[start Exercise materials]

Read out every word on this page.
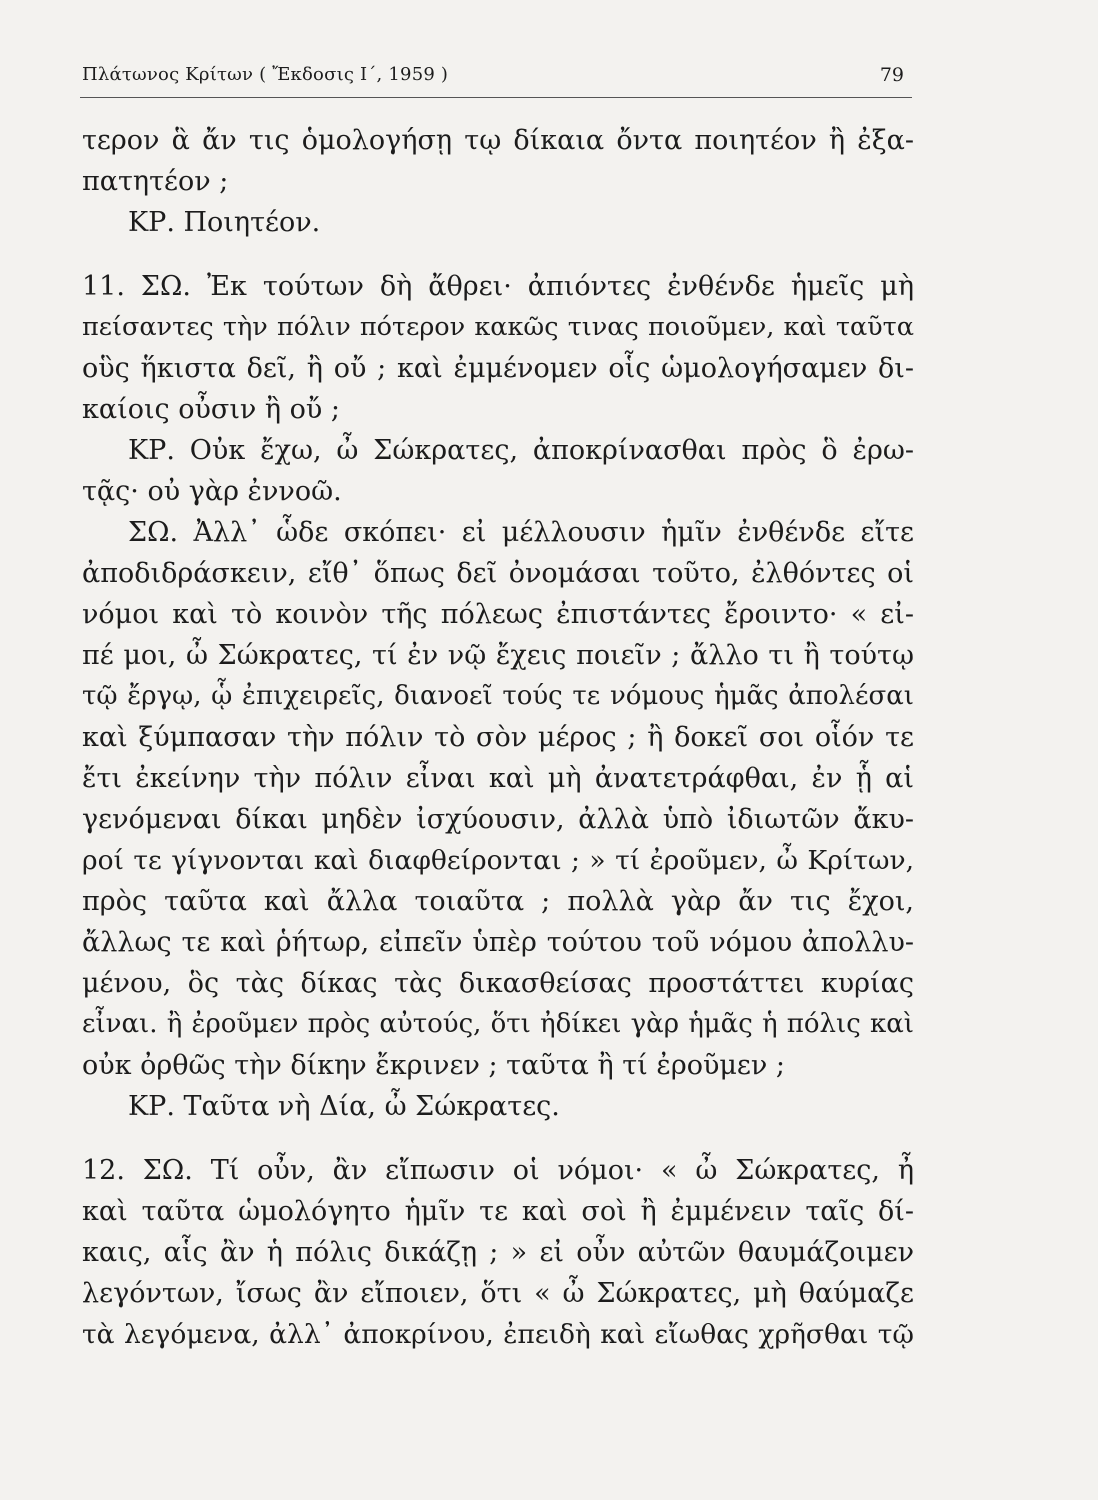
Πλάτωνος Κρίτων ( Ἔκδοσις Ι΄, 1959 )	79
τερον ἃ ἄν τις ὁμολογήσῃ τῳ δίκαια ὄντα ποιητέον ἢ ἐξα-
πατητέον ;
ΚΡ. Ποιητέον.
11. ΣΩ. Ἐκ τούτων δὴ ἄθρει· ἀπιόντες ἐνθένδε ἡμεῖς μὴ
πείσαντες τὴν πόλιν πότερον κακῶς τινας ποιοῦμεν, καὶ ταῦτα
οὓς ἥκιστα δεῖ, ἢ οὔ ; καὶ ἐμμένομεν οἷς ὡμολογήσαμεν δι-
καίοις οὖσιν ἢ οὔ ;
ΚΡ. Οὐκ ἔχω, ὦ Σώκρατες, ἀποκρίνασθαι πρὸς ὃ ἐρω-
τᾷς· οὐ γὰρ ἐννοῶ.
ΣΩ. Ἀλλ᾽ ὧδε σκόπει· εἰ μέλλουσιν ἡμῖν ἐνθένδε εἴτε
ἀποδιδράσκειν, εἴθ᾽ ὅπως δεῖ ὀνομάσαι τοῦτο, ἐλθόντες οἱ
νόμοι καὶ τὸ κοινὸν τῆς πόλεως ἐπιστάντες ἔροιντο· « εἰ-
πέ μοι, ὦ Σώκρατες, τί ἐν νῷ ἔχεις ποιεῖν ; ἄλλο τι ἢ τούτῳ
τῷ ἔργῳ, ᾧ ἐπιχειρεῖς, διανοεῖ τούς τε νόμους ἡμᾶς ἀπολέσαι
καὶ ξύμπασαν τὴν πόλιν τὸ σὸν μέρος ; ἢ δοκεῖ σοι οἷόν τε
ἔτι ἐκείνην τὴν πόλιν εἶναι καὶ μὴ ἀνατετράφθαι, ἐν ᾗ αἱ
γενόμεναι δίκαι μηδὲν ἰσχύουσιν, ἀλλὰ ὑπὸ ἰδιωτῶν ἄκυ-
ροί τε γίγνονται καὶ διαφθείρονται ; » τί ἐροῦμεν, ὦ Κρίτων,
πρὸς ταῦτα καὶ ἄλλα τοιαῦτα ; πολλὰ γὰρ ἄν τις ἔχοι,
ἄλλως τε καὶ ῥήτωρ, εἰπεῖν ὑπὲρ τούτου τοῦ νόμου ἀπολλυ-
μένου, ὃς τὰς δίκας τὰς δικασθείσας προστάττει κυρίας
εἶναι. ἢ ἐροῦμεν πρὸς αὐτούς, ὅτι ἠδίκει γὰρ ἡμᾶς ἡ πόλις καὶ
οὐκ ὀρθῶς τὴν δίκην ἔκρινεν ; ταῦτα ἢ τί ἐροῦμεν ;
ΚΡ. Ταῦτα νὴ Δία, ὦ Σώκρατες.
12. ΣΩ. Τί οὖν, ἂν εἴπωσιν οἱ νόμοι· « ὦ Σώκρατες, ἦ
καὶ ταῦτα ὡμολόγητο ἡμῖν τε καὶ σοὶ ἢ ἐμμένειν ταῖς δί-
καις, αἷς ἂν ἡ πόλις δικάζῃ ; » εἰ οὖν αὐτῶν θαυμάζοιμεν
λεγόντων, ἴσως ἂν εἴποιεν, ὅτι « ὦ Σώκρατες, μὴ θαύμαζε
τὰ λεγόμενα, ἀλλ᾽ ἀποκρίνου, ἐπειδὴ καὶ εἴωθας χρῆσθαι τῷ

[end Exercise materials]

● **What to work on**
Search the records above for "ἡμῖν". Copy each line where it is found.

● **Task response**
ΣΩ. Ἀλλ᾽ ὧδε σκόπει· εἰ μέλλουσιν ἡμῖν ἐνθένδε εἴτε
καὶ ταῦτα ὡμολόγητο ἡμῖν τε καὶ σοὶ ἢ ἐμμένειν ταῖς δί-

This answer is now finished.